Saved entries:
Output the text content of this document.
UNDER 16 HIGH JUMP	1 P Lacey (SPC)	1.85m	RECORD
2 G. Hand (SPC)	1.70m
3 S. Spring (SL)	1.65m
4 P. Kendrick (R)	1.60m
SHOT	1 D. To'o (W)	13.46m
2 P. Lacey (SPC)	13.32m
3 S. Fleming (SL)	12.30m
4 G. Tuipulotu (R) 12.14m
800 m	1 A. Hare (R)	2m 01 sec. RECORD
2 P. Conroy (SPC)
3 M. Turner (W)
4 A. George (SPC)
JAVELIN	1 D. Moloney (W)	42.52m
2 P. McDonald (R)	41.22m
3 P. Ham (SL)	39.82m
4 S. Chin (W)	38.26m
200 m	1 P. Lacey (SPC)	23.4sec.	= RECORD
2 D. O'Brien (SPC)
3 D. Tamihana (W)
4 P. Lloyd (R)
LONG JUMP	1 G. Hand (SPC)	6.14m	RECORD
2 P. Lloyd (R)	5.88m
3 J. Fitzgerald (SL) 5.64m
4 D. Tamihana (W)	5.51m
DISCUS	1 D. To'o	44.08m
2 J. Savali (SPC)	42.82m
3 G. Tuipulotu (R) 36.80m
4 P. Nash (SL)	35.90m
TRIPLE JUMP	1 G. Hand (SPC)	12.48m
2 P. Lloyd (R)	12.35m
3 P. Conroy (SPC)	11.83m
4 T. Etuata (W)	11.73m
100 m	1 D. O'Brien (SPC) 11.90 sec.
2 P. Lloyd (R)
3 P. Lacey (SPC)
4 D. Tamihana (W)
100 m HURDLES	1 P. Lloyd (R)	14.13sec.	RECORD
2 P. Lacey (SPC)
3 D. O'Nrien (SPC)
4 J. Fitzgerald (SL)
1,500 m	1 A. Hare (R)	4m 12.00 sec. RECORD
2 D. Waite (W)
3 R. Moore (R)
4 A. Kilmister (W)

**Challenge:**
Reproduce the material above exactly; please quote every line of it.

**Result:**
Output the text content of this document.
UNDER 16 HIGH JUMP	1 P Lacey (SPC)	1.85m	RECORD
2 G. Hand (SPC)	1.70m
3 S. Spring (SL)	1.65m
4 P. Kendrick (R)	1.60m
SHOT	1 D. To'o (W)	13.46m
2 P. Lacey (SPC)	13.32m
3 S. Fleming (SL)	12.30m
4 G. Tuipulotu (R) 12.14m
800 m	1 A. Hare (R)	2m 01 sec. RECORD
2 P. Conroy (SPC)
3 M. Turner (W)
4 A. George (SPC)
JAVELIN	1 D. Moloney (W)	42.52m
2 P. McDonald (R)	41.22m
3 P. Ham (SL)	39.82m
4 S. Chin (W)	38.26m
200 m	1 P. Lacey (SPC)	23.4sec.	= RECORD
2 D. O'Brien (SPC)
3 D. Tamihana (W)
4 P. Lloyd (R)
LONG JUMP	1 G. Hand (SPC)	6.14m	RECORD
2 P. Lloyd (R)	5.88m
3 J. Fitzgerald (SL) 5.64m
4 D. Tamihana (W)	5.51m
DISCUS	1 D. To'o	44.08m
2 J. Savali (SPC)	42.82m
3 G. Tuipulotu (R) 36.80m
4 P. Nash (SL)	35.90m
TRIPLE JUMP	1 G. Hand (SPC)	12.48m
2 P. Lloyd (R)	12.35m
3 P. Conroy (SPC)	11.83m
4 T. Etuata (W)	11.73m
100 m	1 D. O'Brien (SPC) 11.90 sec.
2 P. Lloyd (R)
3 P. Lacey (SPC)
4 D. Tamihana (W)
100 m HURDLES	1 P. Lloyd (R)	14.13sec.	RECORD
2 P. Lacey (SPC)
3 D. O'Nrien (SPC)
4 J. Fitzgerald (SL)
1,500 m	1 A. Hare (R)	4m 12.00 sec. RECORD
2 D. Waite (W)
3 R. Moore (R)
4 A. Kilmister (W)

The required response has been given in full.